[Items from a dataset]
☆ ☆ ☆ ☆ ☆ ☆ ☆

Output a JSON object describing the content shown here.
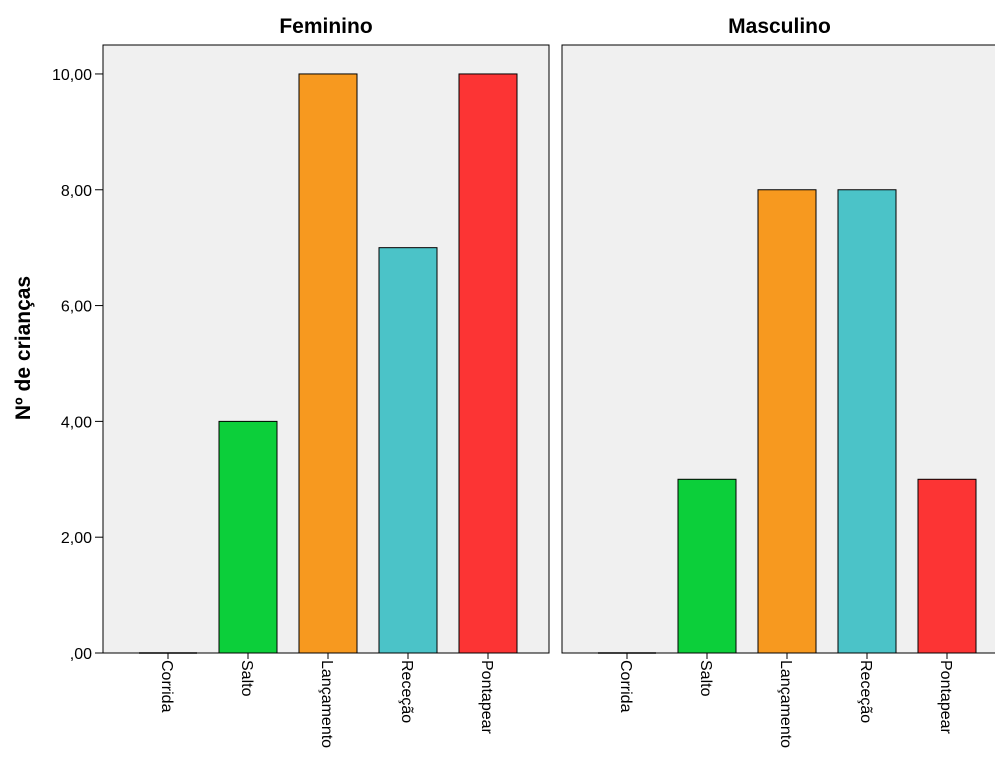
{
  "chart_data": {
    "type": "bar",
    "ylabel": "Nº de crianças",
    "ylim": [
      0,
      10.5
    ],
    "yticks": [
      {
        "value": 0,
        "label": ",00"
      },
      {
        "value": 2,
        "label": "2,00"
      },
      {
        "value": 4,
        "label": "4,00"
      },
      {
        "value": 6,
        "label": "6,00"
      },
      {
        "value": 8,
        "label": "8,00"
      },
      {
        "value": 10,
        "label": "10,00"
      }
    ],
    "categories": [
      "Corrida",
      "Salto",
      "Lançamento",
      "Receção",
      "Pontapear"
    ],
    "colors": [
      "#0ccf3a",
      "#0ccf3a",
      "#f7991f",
      "#4bc3c8",
      "#fc3434"
    ],
    "panels": [
      {
        "title": "Feminino",
        "values": [
          0,
          4,
          10,
          7,
          10
        ]
      },
      {
        "title": "Masculino",
        "values": [
          0,
          3,
          8,
          8,
          3
        ]
      }
    ],
    "grid": false
  }
}
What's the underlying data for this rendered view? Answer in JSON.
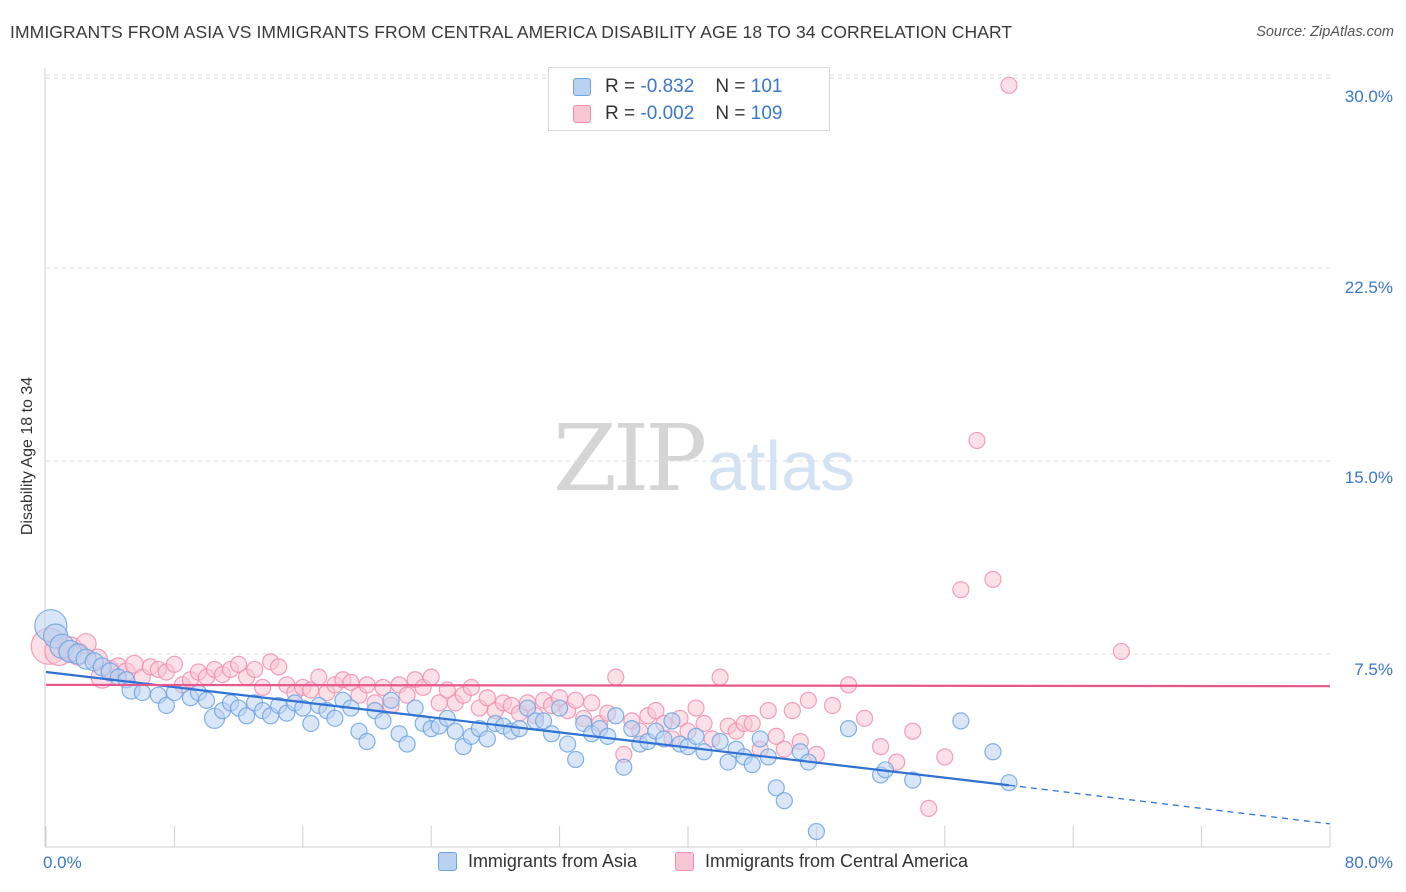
{
  "title": "IMMIGRANTS FROM ASIA VS IMMIGRANTS FROM CENTRAL AMERICA DISABILITY AGE 18 TO 34 CORRELATION CHART",
  "source": "Source: ZipAtlas.com",
  "watermark": {
    "zip": "ZIP",
    "atlas": "atlas"
  },
  "legend_box": {
    "rows": [
      {
        "r_label": "R = ",
        "r_value": "-0.832",
        "n_label": "N = ",
        "n_value": "101"
      },
      {
        "r_label": "R = ",
        "r_value": "-0.002",
        "n_label": "N = ",
        "n_value": "109"
      }
    ]
  },
  "bottom_legend": [
    "Immigrants from Asia",
    "Immigrants from Central America"
  ],
  "colors": {
    "blue": "#6fa3e0",
    "blue_fill": "#b9d2f1",
    "pink": "#f28ead",
    "pink_fill": "#f8c7d6",
    "blue_line": "#2f72d3",
    "pink_line": "#e8578a",
    "tick": "#3b78c8"
  },
  "chart_data": {
    "type": "scatter",
    "ylabel": "Disability Age 18 to 34",
    "xlim": [
      0,
      80
    ],
    "ylim": [
      0,
      31
    ],
    "x_tick_labels": [
      "0.0%",
      "80.0%"
    ],
    "y_ticks": [
      7.5,
      15.0,
      22.5,
      30.0
    ],
    "y_tick_labels": [
      "7.5%",
      "15.0%",
      "22.5%",
      "30.0%"
    ],
    "grid": true,
    "series": [
      {
        "name": "Immigrants from Asia",
        "r": -0.832,
        "n": 101,
        "trend": {
          "x0": 0,
          "y0": 6.8,
          "x1": 60,
          "y1": 2.4,
          "dash_to_x": 80,
          "dash_to_y": 0.9
        },
        "points": [
          [
            0.3,
            8.6,
            16
          ],
          [
            0.6,
            8.2,
            12
          ],
          [
            1.0,
            7.8,
            12
          ],
          [
            1.5,
            7.6,
            11
          ],
          [
            2.0,
            7.5,
            10
          ],
          [
            2.5,
            7.3,
            10
          ],
          [
            3.0,
            7.2,
            9
          ],
          [
            3.5,
            7.0,
            9
          ],
          [
            4.0,
            6.8,
            9
          ],
          [
            4.5,
            6.6,
            8
          ],
          [
            5.0,
            6.5,
            8
          ],
          [
            5.3,
            6.1,
            9
          ],
          [
            6.0,
            6.0,
            8
          ],
          [
            7.0,
            5.9,
            8
          ],
          [
            7.5,
            5.5,
            8
          ],
          [
            8.0,
            6.0,
            8
          ],
          [
            9.0,
            5.8,
            8
          ],
          [
            9.5,
            6.0,
            8
          ],
          [
            10.0,
            5.7,
            8
          ],
          [
            10.5,
            5.0,
            10
          ],
          [
            11.0,
            5.3,
            8
          ],
          [
            11.5,
            5.6,
            8
          ],
          [
            12.0,
            5.4,
            8
          ],
          [
            12.5,
            5.1,
            8
          ],
          [
            13.0,
            5.6,
            8
          ],
          [
            13.5,
            5.3,
            8
          ],
          [
            14.0,
            5.1,
            8
          ],
          [
            14.5,
            5.5,
            8
          ],
          [
            15.0,
            5.2,
            8
          ],
          [
            15.5,
            5.6,
            8
          ],
          [
            16.0,
            5.4,
            8
          ],
          [
            16.5,
            4.8,
            8
          ],
          [
            17.0,
            5.5,
            8
          ],
          [
            17.5,
            5.3,
            8
          ],
          [
            18.0,
            5.0,
            8
          ],
          [
            18.5,
            5.7,
            8
          ],
          [
            19.0,
            5.4,
            8
          ],
          [
            19.5,
            4.5,
            8
          ],
          [
            20.0,
            4.1,
            8
          ],
          [
            20.5,
            5.3,
            8
          ],
          [
            21.0,
            4.9,
            8
          ],
          [
            21.5,
            5.7,
            8
          ],
          [
            22.0,
            4.4,
            8
          ],
          [
            22.5,
            4.0,
            8
          ],
          [
            23.0,
            5.4,
            8
          ],
          [
            23.5,
            4.8,
            8
          ],
          [
            24.0,
            4.6,
            8
          ],
          [
            24.5,
            4.7,
            8
          ],
          [
            25.0,
            5.0,
            8
          ],
          [
            25.5,
            4.5,
            8
          ],
          [
            26.0,
            3.9,
            8
          ],
          [
            26.5,
            4.3,
            8
          ],
          [
            27.0,
            4.6,
            8
          ],
          [
            27.5,
            4.2,
            8
          ],
          [
            28.0,
            4.8,
            8
          ],
          [
            28.5,
            4.7,
            8
          ],
          [
            29.0,
            4.5,
            8
          ],
          [
            29.5,
            4.6,
            8
          ],
          [
            30.0,
            5.4,
            8
          ],
          [
            30.5,
            4.9,
            8
          ],
          [
            31.0,
            4.9,
            8
          ],
          [
            31.5,
            4.4,
            8
          ],
          [
            32.0,
            5.4,
            8
          ],
          [
            32.5,
            4.0,
            8
          ],
          [
            33.0,
            3.4,
            8
          ],
          [
            33.5,
            4.8,
            8
          ],
          [
            34.0,
            4.4,
            8
          ],
          [
            34.5,
            4.6,
            8
          ],
          [
            35.0,
            4.3,
            8
          ],
          [
            35.5,
            5.1,
            8
          ],
          [
            36.0,
            3.1,
            8
          ],
          [
            36.5,
            4.6,
            8
          ],
          [
            37.0,
            4.0,
            8
          ],
          [
            37.5,
            4.1,
            8
          ],
          [
            38.0,
            4.5,
            8
          ],
          [
            38.5,
            4.2,
            8
          ],
          [
            39.0,
            4.9,
            8
          ],
          [
            39.5,
            4.0,
            8
          ],
          [
            40.0,
            3.9,
            8
          ],
          [
            40.5,
            4.3,
            8
          ],
          [
            41.0,
            3.7,
            8
          ],
          [
            42.0,
            4.1,
            8
          ],
          [
            42.5,
            3.3,
            8
          ],
          [
            43.0,
            3.8,
            8
          ],
          [
            43.5,
            3.5,
            8
          ],
          [
            44.0,
            3.2,
            8
          ],
          [
            44.5,
            4.2,
            8
          ],
          [
            45.0,
            3.5,
            8
          ],
          [
            45.5,
            2.3,
            8
          ],
          [
            46.0,
            1.8,
            8
          ],
          [
            47.0,
            3.7,
            8
          ],
          [
            47.5,
            3.3,
            8
          ],
          [
            48.0,
            0.6,
            8
          ],
          [
            50.0,
            4.6,
            8
          ],
          [
            52.0,
            2.8,
            8
          ],
          [
            52.3,
            3.0,
            8
          ],
          [
            54.0,
            2.6,
            8
          ],
          [
            57.0,
            4.9,
            8
          ],
          [
            59.0,
            3.7,
            8
          ],
          [
            60.0,
            2.5,
            8
          ]
        ]
      },
      {
        "name": "Immigrants from Central America",
        "r": -0.002,
        "n": 109,
        "trend": {
          "x0": 0,
          "y0": 6.3,
          "x1": 80,
          "y1": 6.25
        },
        "points": [
          [
            0.2,
            7.8,
            18
          ],
          [
            0.8,
            7.6,
            14
          ],
          [
            1.5,
            7.7,
            12
          ],
          [
            2.0,
            7.5,
            11
          ],
          [
            2.5,
            7.9,
            10
          ],
          [
            3.2,
            7.3,
            10
          ],
          [
            3.5,
            6.6,
            11
          ],
          [
            4.0,
            6.9,
            9
          ],
          [
            4.5,
            7.0,
            9
          ],
          [
            5.0,
            6.8,
            9
          ],
          [
            5.5,
            7.1,
            9
          ],
          [
            6.0,
            6.6,
            8
          ],
          [
            6.5,
            7.0,
            8
          ],
          [
            7.0,
            6.9,
            8
          ],
          [
            7.5,
            6.8,
            8
          ],
          [
            8.0,
            7.1,
            8
          ],
          [
            8.5,
            6.3,
            8
          ],
          [
            9.0,
            6.5,
            8
          ],
          [
            9.5,
            6.8,
            8
          ],
          [
            10.0,
            6.6,
            8
          ],
          [
            10.5,
            6.9,
            8
          ],
          [
            11.0,
            6.7,
            8
          ],
          [
            11.5,
            6.9,
            8
          ],
          [
            12.0,
            7.1,
            8
          ],
          [
            12.5,
            6.6,
            8
          ],
          [
            13.0,
            6.9,
            8
          ],
          [
            13.5,
            6.2,
            8
          ],
          [
            14.0,
            7.2,
            8
          ],
          [
            14.5,
            7.0,
            8
          ],
          [
            15.0,
            6.3,
            8
          ],
          [
            15.5,
            6.0,
            8
          ],
          [
            16.0,
            6.2,
            8
          ],
          [
            16.5,
            6.1,
            8
          ],
          [
            17.0,
            6.6,
            8
          ],
          [
            17.5,
            6.0,
            8
          ],
          [
            18.0,
            6.3,
            8
          ],
          [
            18.5,
            6.5,
            8
          ],
          [
            19.0,
            6.4,
            8
          ],
          [
            19.5,
            5.9,
            8
          ],
          [
            20.0,
            6.3,
            8
          ],
          [
            20.5,
            5.6,
            8
          ],
          [
            21.0,
            6.2,
            8
          ],
          [
            21.5,
            5.5,
            8
          ],
          [
            22.0,
            6.3,
            8
          ],
          [
            22.5,
            5.9,
            8
          ],
          [
            23.0,
            6.5,
            8
          ],
          [
            23.5,
            6.2,
            8
          ],
          [
            24.0,
            6.6,
            8
          ],
          [
            24.5,
            5.6,
            8
          ],
          [
            25.0,
            6.1,
            8
          ],
          [
            25.5,
            5.6,
            8
          ],
          [
            26.0,
            5.9,
            8
          ],
          [
            26.5,
            6.2,
            8
          ],
          [
            27.0,
            5.4,
            8
          ],
          [
            27.5,
            5.8,
            8
          ],
          [
            28.0,
            5.3,
            8
          ],
          [
            28.5,
            5.6,
            8
          ],
          [
            29.0,
            5.5,
            8
          ],
          [
            29.5,
            5.2,
            8
          ],
          [
            30.0,
            5.6,
            8
          ],
          [
            30.5,
            5.1,
            8
          ],
          [
            31.0,
            5.7,
            8
          ],
          [
            31.5,
            5.5,
            8
          ],
          [
            32.0,
            5.8,
            8
          ],
          [
            32.5,
            5.3,
            8
          ],
          [
            33.0,
            5.7,
            8
          ],
          [
            33.5,
            5.0,
            8
          ],
          [
            34.0,
            5.6,
            8
          ],
          [
            34.5,
            4.8,
            8
          ],
          [
            35.0,
            5.2,
            8
          ],
          [
            35.5,
            6.6,
            8
          ],
          [
            36.0,
            3.6,
            8
          ],
          [
            36.5,
            4.9,
            8
          ],
          [
            37.0,
            4.5,
            8
          ],
          [
            37.5,
            5.1,
            8
          ],
          [
            38.0,
            5.3,
            8
          ],
          [
            38.5,
            4.8,
            8
          ],
          [
            39.0,
            4.2,
            8
          ],
          [
            39.5,
            5.0,
            8
          ],
          [
            40.0,
            4.5,
            8
          ],
          [
            40.5,
            5.4,
            8
          ],
          [
            41.0,
            4.8,
            8
          ],
          [
            41.5,
            4.2,
            8
          ],
          [
            42.0,
            6.6,
            8
          ],
          [
            42.5,
            4.7,
            8
          ],
          [
            43.0,
            4.5,
            8
          ],
          [
            43.5,
            4.8,
            8
          ],
          [
            44.0,
            4.8,
            8
          ],
          [
            44.5,
            3.8,
            8
          ],
          [
            45.0,
            5.3,
            8
          ],
          [
            45.5,
            4.3,
            8
          ],
          [
            46.0,
            3.8,
            8
          ],
          [
            46.5,
            5.3,
            8
          ],
          [
            47.0,
            4.1,
            8
          ],
          [
            47.5,
            5.7,
            8
          ],
          [
            48.0,
            3.6,
            8
          ],
          [
            49.0,
            5.5,
            8
          ],
          [
            50.0,
            6.3,
            8
          ],
          [
            51.0,
            5.0,
            8
          ],
          [
            52.0,
            3.9,
            8
          ],
          [
            53.0,
            3.3,
            8
          ],
          [
            54.0,
            4.5,
            8
          ],
          [
            55.0,
            1.5,
            8
          ],
          [
            56.0,
            3.5,
            8
          ],
          [
            57.0,
            10.0,
            8
          ],
          [
            58.0,
            15.8,
            8
          ],
          [
            59.0,
            10.4,
            8
          ],
          [
            60.0,
            29.6,
            8
          ],
          [
            67.0,
            7.6,
            8
          ]
        ]
      }
    ]
  }
}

☆ ☆ ☆ ☆ ☆ ☆ ☆

[INSTRUCTIONS FOR THE TASK] Find every line with the word "name" and state how many there are, with no other words.

[PROBLEM SOLUTION] 2